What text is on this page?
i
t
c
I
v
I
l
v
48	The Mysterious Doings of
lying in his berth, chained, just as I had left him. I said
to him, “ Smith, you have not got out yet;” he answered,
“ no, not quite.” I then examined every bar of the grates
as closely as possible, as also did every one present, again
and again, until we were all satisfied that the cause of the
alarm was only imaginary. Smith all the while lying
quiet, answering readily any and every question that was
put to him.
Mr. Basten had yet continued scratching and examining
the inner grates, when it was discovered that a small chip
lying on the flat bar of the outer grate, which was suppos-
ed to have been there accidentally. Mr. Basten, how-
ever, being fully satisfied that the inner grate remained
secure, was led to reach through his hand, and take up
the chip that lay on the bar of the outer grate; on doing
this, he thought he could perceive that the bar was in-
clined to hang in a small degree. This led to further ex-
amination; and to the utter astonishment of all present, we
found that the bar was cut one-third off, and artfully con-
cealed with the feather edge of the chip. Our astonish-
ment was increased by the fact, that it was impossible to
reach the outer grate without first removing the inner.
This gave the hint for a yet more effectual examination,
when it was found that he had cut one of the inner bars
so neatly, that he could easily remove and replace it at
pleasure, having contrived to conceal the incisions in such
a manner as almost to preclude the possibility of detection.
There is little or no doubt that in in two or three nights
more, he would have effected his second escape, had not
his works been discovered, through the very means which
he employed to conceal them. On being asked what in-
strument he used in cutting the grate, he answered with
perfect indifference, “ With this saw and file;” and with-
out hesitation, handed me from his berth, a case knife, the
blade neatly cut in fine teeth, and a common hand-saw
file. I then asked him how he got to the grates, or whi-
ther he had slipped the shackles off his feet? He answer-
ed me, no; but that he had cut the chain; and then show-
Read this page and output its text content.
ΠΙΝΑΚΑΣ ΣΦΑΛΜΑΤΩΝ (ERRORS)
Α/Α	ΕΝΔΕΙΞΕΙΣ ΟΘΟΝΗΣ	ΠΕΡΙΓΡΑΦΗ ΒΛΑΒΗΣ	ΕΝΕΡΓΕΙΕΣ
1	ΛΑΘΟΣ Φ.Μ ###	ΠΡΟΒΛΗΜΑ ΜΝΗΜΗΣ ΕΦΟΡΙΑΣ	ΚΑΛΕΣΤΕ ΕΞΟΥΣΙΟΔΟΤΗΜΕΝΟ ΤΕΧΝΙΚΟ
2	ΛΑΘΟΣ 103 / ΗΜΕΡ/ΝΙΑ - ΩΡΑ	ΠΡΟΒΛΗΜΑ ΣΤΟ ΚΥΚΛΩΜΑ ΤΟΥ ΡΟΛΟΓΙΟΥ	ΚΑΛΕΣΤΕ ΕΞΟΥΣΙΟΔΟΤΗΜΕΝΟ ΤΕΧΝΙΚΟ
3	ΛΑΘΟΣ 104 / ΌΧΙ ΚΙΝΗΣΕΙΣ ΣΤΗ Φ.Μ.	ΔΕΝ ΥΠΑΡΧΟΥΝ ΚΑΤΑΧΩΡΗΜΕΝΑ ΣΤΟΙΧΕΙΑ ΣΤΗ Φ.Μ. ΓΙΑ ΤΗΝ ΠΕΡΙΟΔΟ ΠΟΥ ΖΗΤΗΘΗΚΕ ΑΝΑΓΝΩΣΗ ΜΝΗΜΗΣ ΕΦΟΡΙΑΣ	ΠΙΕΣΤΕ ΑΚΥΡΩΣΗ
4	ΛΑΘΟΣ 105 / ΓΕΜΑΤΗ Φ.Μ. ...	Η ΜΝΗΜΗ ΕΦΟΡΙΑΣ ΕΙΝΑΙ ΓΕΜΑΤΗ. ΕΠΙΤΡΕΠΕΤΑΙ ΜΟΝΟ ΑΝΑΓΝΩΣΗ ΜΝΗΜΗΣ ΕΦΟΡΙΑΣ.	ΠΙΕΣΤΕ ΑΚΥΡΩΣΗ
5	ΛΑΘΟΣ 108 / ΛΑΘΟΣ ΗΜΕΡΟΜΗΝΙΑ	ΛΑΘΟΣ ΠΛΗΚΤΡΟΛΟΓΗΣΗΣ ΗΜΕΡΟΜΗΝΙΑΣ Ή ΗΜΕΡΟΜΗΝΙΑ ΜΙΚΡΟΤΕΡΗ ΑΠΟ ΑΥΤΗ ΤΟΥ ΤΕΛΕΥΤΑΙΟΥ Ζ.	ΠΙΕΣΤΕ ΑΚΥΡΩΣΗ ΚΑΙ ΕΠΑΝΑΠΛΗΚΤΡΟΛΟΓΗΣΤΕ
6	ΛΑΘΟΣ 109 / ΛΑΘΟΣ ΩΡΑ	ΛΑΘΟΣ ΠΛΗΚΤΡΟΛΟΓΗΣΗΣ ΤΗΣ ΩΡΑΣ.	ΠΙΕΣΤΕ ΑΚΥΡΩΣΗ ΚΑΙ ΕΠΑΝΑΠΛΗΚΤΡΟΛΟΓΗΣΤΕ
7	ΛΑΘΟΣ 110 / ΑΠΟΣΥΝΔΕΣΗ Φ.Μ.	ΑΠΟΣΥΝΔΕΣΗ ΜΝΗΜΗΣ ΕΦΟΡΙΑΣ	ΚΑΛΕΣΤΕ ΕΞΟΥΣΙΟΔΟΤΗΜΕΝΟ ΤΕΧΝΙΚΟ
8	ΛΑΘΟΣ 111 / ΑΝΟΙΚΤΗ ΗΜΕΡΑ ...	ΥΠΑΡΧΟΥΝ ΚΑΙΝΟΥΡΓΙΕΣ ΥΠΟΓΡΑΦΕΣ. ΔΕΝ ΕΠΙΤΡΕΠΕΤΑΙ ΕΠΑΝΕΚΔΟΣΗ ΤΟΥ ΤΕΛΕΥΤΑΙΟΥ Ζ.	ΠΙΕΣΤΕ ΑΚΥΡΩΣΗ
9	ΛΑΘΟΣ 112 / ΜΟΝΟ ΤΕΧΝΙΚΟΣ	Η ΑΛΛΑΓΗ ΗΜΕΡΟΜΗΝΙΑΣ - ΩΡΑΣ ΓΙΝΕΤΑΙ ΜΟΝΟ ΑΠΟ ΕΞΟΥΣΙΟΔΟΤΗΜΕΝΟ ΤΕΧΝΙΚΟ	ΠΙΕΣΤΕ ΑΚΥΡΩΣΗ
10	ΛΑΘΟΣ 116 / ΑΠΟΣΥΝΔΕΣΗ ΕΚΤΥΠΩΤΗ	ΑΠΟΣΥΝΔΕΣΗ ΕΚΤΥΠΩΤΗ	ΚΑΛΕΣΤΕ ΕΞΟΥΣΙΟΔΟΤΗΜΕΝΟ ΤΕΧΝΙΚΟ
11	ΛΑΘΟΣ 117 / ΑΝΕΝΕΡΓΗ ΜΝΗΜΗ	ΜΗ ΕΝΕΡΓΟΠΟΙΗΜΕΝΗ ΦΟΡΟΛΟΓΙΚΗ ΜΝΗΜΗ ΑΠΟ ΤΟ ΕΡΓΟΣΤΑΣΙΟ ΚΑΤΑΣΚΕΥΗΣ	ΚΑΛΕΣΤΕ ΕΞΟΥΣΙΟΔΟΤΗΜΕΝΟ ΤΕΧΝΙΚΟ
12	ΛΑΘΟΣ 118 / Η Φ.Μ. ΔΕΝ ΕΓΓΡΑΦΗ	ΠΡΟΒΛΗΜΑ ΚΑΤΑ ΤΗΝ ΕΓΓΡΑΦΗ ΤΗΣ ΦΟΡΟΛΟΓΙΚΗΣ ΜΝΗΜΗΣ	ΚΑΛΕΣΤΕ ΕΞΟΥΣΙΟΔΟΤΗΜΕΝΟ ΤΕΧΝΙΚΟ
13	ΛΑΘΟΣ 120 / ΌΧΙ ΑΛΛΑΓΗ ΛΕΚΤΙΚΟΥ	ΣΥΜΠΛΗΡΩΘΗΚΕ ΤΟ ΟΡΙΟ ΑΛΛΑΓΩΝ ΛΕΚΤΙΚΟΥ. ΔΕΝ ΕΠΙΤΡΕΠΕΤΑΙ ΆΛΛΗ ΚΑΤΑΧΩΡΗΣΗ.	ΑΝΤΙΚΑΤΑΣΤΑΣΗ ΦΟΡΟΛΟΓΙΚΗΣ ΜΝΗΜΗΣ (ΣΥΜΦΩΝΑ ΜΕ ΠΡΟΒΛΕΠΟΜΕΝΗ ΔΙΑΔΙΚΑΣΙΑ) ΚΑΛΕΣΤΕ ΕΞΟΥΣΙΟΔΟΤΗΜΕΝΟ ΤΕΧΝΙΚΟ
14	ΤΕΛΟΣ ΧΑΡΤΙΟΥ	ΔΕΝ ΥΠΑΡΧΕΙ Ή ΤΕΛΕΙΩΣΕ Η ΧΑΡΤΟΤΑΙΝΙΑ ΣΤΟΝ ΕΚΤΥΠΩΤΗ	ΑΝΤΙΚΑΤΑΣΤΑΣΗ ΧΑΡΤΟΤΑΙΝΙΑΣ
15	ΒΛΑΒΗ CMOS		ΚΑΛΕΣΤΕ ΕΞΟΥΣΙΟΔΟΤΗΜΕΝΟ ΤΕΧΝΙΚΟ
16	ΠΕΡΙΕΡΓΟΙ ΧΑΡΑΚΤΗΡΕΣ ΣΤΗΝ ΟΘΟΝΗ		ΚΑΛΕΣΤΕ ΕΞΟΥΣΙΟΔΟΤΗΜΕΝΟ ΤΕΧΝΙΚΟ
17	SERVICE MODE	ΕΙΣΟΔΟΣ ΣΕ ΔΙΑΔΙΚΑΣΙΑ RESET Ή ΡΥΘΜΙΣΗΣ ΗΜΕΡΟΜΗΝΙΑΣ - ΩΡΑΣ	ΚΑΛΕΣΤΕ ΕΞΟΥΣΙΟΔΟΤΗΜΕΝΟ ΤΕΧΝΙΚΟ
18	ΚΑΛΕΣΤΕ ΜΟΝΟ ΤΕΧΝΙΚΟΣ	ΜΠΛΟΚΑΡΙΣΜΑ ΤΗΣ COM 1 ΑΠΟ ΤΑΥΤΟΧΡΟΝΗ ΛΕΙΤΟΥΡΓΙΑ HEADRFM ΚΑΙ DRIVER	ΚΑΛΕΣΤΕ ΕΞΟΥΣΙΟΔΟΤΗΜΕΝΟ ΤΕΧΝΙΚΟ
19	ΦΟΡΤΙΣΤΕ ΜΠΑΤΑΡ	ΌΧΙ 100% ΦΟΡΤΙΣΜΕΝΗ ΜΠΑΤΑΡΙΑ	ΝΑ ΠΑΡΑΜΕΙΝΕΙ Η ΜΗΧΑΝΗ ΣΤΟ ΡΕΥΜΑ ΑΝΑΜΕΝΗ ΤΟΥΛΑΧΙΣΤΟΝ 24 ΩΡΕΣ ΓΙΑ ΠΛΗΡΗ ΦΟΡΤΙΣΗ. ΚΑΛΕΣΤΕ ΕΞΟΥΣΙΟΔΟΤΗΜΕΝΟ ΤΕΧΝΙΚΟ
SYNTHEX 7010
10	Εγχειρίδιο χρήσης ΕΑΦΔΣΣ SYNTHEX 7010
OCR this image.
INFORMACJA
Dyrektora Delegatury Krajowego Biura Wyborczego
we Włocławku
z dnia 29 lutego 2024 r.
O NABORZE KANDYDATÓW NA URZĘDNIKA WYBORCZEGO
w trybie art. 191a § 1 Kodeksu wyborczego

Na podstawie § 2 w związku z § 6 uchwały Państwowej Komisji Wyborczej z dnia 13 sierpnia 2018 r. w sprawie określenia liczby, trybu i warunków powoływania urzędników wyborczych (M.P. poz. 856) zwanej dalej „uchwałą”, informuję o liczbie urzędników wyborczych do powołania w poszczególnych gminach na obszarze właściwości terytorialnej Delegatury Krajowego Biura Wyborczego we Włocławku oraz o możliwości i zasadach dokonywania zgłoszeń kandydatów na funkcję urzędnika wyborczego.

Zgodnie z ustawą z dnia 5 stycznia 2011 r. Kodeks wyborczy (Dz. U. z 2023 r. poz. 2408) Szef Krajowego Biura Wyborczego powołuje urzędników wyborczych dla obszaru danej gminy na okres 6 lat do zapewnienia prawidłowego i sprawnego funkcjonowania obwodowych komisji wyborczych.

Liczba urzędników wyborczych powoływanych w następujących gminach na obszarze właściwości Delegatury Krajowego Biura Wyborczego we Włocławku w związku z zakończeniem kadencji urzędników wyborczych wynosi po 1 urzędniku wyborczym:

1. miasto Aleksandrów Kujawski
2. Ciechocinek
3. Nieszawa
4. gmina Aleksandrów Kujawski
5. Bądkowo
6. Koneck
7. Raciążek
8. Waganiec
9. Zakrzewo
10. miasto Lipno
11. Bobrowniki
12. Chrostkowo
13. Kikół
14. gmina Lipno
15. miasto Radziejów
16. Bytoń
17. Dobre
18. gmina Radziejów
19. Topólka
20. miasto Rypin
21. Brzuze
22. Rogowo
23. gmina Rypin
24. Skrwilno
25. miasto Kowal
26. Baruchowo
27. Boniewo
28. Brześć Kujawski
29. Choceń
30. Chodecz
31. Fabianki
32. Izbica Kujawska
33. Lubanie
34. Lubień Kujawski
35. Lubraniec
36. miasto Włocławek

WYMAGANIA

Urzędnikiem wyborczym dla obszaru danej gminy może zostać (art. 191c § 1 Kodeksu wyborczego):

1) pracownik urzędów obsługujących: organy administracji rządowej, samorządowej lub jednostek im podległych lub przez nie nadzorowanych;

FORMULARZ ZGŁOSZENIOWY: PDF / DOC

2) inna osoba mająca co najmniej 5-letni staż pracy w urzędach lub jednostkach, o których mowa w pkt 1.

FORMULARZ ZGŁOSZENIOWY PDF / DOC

_ _ _ _

- [TASK PROMPT]:
From the data above, pick out each line containing "Delegatury" and copy it.

- [SOLUTION BELOW]:
Dyrektora Delegatury Krajowego Biura Wyborczego
Na podstawie § 2 w związku z § 6 uchwały Państwowej Komisji Wyborczej z dnia 13 sierpnia 2018 r. w sprawie określenia liczby, trybu i warunków powoływania urzędników wyborczych (M.P. poz. 856) zwanej dalej „uchwałą”, informuję o liczbie urzędników wyborczych do powołania w poszczególnych gminach na obszarze właściwości terytorialnej Delegatury Krajowego Biura Wyborczego we Włocławku oraz o możliwości i zasadach dokonywania zgłoszeń kandydatów na funkcję urzędnika wyborczego.
Liczba urzędników wyborczych powoływanych w następujących gminach na obszarze właściwości Delegatury Krajowego Biura Wyborczego we Włocławku w związku z zakończeniem kadencji urzędników wyborczych wynosi po 1 urzędniku wyborczym:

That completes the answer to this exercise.